INFORMATION SUPPLIED

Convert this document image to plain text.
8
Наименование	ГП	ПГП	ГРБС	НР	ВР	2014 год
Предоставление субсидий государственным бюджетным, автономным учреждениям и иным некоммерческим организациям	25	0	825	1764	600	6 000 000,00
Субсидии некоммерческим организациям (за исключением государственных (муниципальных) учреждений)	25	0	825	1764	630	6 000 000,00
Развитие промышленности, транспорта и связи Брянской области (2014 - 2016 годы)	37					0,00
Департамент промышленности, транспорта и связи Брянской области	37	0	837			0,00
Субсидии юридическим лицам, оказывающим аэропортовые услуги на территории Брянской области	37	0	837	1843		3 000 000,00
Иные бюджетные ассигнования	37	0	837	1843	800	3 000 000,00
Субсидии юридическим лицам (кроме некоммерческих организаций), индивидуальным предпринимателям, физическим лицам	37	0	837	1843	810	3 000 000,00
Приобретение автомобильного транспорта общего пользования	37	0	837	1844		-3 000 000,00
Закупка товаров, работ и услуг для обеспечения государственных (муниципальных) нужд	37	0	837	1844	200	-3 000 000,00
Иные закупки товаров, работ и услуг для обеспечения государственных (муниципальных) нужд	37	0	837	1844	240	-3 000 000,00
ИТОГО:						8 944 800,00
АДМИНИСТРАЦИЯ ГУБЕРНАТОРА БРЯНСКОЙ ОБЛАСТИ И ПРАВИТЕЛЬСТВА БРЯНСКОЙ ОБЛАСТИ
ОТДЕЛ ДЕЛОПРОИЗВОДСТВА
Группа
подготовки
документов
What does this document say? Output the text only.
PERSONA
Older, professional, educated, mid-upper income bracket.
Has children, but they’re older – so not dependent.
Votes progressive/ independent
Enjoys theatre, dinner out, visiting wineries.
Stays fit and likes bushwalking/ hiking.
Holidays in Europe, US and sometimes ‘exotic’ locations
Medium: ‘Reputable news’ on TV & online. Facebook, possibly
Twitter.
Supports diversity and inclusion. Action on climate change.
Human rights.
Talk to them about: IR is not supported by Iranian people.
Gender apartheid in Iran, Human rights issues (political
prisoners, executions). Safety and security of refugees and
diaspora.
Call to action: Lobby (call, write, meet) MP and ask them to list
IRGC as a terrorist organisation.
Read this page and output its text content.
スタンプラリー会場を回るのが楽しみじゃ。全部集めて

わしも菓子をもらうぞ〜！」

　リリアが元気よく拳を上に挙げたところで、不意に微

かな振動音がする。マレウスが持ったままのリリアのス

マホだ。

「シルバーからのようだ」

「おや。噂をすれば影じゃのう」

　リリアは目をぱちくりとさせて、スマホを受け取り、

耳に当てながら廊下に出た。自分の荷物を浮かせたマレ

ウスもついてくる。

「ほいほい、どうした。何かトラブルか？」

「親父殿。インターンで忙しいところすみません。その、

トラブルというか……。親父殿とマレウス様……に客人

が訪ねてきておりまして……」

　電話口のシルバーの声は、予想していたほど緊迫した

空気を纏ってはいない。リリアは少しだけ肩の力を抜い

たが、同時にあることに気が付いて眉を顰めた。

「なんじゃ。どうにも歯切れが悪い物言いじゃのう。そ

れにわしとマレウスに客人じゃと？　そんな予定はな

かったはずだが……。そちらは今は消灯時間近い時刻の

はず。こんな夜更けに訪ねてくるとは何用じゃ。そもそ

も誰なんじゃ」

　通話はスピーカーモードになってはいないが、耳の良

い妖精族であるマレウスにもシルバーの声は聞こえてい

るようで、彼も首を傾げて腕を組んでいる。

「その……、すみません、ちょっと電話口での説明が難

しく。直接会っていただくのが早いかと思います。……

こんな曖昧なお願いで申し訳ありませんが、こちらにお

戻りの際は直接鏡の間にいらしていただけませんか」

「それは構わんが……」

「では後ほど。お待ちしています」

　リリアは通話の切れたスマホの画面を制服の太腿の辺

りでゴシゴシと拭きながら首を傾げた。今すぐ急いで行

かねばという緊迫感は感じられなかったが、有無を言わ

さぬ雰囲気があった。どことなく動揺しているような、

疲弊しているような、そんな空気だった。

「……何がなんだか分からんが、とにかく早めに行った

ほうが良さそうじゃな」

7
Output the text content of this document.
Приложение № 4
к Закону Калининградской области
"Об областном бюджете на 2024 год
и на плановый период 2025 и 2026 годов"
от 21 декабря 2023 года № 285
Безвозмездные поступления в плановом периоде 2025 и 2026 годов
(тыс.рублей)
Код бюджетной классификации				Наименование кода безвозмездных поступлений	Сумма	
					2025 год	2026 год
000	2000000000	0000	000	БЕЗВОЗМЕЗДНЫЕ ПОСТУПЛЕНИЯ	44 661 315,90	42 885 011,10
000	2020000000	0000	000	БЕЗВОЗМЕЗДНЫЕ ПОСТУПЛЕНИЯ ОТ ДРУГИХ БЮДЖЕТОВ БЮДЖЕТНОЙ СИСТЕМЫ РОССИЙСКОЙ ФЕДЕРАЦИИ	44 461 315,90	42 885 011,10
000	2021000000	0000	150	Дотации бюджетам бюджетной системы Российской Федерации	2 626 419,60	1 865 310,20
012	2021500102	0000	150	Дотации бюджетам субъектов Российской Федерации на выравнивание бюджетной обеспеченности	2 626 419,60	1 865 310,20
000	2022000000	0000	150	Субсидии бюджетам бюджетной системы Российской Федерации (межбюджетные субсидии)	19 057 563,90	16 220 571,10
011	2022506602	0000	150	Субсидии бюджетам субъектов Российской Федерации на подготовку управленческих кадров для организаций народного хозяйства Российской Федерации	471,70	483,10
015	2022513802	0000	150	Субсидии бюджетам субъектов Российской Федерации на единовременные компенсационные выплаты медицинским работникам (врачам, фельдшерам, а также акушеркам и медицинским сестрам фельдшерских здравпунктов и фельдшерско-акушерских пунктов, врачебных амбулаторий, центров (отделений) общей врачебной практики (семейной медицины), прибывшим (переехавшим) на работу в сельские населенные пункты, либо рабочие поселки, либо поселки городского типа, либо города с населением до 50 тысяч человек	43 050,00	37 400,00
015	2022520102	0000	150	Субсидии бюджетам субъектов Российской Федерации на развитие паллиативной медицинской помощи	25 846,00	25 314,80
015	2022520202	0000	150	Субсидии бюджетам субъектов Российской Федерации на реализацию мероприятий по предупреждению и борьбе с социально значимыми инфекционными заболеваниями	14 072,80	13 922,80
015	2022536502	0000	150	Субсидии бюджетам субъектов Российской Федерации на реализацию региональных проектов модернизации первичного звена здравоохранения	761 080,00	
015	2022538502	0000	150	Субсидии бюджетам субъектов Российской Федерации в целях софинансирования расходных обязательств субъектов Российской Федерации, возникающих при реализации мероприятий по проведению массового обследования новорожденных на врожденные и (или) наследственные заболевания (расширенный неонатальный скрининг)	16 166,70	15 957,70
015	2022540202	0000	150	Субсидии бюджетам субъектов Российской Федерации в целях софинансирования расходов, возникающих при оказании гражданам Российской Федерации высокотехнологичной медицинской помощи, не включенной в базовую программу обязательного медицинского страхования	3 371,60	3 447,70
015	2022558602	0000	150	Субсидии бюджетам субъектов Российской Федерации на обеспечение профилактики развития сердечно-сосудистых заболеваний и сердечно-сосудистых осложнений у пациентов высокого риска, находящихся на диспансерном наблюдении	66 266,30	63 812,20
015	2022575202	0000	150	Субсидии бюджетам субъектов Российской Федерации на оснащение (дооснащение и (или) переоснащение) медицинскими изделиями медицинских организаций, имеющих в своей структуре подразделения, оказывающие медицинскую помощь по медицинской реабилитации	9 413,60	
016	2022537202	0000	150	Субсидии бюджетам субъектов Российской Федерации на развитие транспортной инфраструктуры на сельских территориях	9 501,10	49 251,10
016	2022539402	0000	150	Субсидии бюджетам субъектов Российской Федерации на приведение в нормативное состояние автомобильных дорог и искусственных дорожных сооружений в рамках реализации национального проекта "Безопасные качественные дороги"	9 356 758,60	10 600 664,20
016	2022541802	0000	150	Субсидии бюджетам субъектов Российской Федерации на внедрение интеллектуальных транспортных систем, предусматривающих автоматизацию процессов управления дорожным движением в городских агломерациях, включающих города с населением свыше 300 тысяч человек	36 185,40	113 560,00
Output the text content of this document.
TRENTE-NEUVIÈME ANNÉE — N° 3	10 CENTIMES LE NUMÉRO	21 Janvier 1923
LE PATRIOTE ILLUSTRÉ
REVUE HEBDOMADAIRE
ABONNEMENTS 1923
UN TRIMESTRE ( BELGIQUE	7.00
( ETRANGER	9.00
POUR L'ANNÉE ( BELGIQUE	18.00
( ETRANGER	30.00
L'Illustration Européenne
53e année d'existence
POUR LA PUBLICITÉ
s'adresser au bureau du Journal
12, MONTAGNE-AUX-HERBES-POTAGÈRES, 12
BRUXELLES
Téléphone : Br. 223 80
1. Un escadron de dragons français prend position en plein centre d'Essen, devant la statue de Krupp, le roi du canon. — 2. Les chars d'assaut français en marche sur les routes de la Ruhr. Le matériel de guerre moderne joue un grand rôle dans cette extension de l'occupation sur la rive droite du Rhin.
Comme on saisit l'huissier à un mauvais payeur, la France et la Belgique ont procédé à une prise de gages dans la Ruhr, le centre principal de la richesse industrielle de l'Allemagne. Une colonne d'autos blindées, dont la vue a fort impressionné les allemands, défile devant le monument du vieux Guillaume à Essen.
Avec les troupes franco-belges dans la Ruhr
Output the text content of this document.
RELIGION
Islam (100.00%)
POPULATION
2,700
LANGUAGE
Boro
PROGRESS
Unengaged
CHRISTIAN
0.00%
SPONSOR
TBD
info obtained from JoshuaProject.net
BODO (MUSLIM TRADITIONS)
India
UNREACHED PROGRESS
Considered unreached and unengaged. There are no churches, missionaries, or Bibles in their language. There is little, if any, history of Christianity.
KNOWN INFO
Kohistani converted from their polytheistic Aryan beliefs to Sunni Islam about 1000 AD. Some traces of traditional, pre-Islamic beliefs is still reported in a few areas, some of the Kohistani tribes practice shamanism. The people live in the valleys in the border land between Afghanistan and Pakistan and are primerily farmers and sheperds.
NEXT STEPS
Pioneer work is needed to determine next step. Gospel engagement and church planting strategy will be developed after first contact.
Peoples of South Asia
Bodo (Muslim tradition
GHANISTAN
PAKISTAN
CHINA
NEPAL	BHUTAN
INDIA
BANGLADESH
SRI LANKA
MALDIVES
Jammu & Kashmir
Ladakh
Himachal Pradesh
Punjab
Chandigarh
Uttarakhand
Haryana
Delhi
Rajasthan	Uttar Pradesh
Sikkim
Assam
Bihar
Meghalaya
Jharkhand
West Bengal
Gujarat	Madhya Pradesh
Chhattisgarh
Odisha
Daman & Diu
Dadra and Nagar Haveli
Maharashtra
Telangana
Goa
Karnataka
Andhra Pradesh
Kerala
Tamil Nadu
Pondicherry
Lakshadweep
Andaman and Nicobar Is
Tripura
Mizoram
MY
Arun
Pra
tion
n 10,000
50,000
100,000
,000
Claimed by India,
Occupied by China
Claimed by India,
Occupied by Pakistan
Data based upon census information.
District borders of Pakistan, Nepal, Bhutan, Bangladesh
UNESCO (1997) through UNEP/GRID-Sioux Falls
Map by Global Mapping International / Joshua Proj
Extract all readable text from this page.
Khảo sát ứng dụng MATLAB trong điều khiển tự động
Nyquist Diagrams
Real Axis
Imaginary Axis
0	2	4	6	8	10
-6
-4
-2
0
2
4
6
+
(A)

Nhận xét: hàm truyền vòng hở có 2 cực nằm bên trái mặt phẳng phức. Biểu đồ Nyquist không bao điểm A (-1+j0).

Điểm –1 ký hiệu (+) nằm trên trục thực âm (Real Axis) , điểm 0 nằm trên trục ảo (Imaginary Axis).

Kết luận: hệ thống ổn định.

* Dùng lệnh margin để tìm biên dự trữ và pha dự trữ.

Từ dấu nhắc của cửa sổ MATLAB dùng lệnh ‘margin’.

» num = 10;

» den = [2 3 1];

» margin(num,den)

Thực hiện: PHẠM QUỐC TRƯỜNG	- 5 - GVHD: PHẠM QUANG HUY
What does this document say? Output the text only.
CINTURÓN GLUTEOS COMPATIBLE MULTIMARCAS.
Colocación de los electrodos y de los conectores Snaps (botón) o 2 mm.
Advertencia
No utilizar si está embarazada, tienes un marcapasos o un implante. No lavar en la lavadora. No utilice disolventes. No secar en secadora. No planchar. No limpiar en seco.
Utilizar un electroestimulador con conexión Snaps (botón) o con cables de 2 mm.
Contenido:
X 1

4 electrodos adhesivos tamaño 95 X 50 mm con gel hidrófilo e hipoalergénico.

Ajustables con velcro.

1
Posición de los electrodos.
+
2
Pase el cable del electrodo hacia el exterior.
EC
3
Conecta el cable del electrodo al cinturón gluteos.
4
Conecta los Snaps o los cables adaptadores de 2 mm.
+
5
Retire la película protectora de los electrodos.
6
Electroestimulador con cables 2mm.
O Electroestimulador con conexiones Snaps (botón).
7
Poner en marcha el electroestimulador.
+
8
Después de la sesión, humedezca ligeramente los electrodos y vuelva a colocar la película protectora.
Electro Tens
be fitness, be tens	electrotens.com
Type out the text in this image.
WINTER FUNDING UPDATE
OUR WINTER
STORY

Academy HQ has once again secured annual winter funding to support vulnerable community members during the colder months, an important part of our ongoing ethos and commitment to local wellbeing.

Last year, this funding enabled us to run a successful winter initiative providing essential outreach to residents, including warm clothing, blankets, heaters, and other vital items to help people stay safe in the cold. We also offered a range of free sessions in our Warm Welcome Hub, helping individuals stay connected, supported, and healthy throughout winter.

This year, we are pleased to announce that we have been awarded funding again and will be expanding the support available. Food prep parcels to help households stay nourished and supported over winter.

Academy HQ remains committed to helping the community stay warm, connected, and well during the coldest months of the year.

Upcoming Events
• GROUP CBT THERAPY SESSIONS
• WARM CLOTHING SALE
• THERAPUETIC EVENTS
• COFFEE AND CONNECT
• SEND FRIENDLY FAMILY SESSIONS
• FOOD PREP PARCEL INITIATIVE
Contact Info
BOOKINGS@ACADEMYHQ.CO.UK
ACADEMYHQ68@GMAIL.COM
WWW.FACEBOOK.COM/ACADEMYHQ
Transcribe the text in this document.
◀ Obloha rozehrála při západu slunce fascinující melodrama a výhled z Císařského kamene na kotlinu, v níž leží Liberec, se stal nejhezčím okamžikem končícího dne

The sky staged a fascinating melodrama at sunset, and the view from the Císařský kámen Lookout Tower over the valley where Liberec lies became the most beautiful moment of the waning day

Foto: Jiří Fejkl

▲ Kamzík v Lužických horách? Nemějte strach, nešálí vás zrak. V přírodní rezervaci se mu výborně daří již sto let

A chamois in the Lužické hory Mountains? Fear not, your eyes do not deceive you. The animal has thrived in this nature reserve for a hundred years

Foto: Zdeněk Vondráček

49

TASK DESCRIPTION
Pick every line with "text" in it and copy it.

EXPECTED OUTPUT
Convert this document image to plain text.
What does this document say? Output the text only.
Read this page and output its text content.
Output the text content of this document.
Output the text content of this document.
Output the text content of this document.
Extract all readable text from this page.
What does this document say? Output the text only.
Type out the text in this image.
Transcribe the text in this document.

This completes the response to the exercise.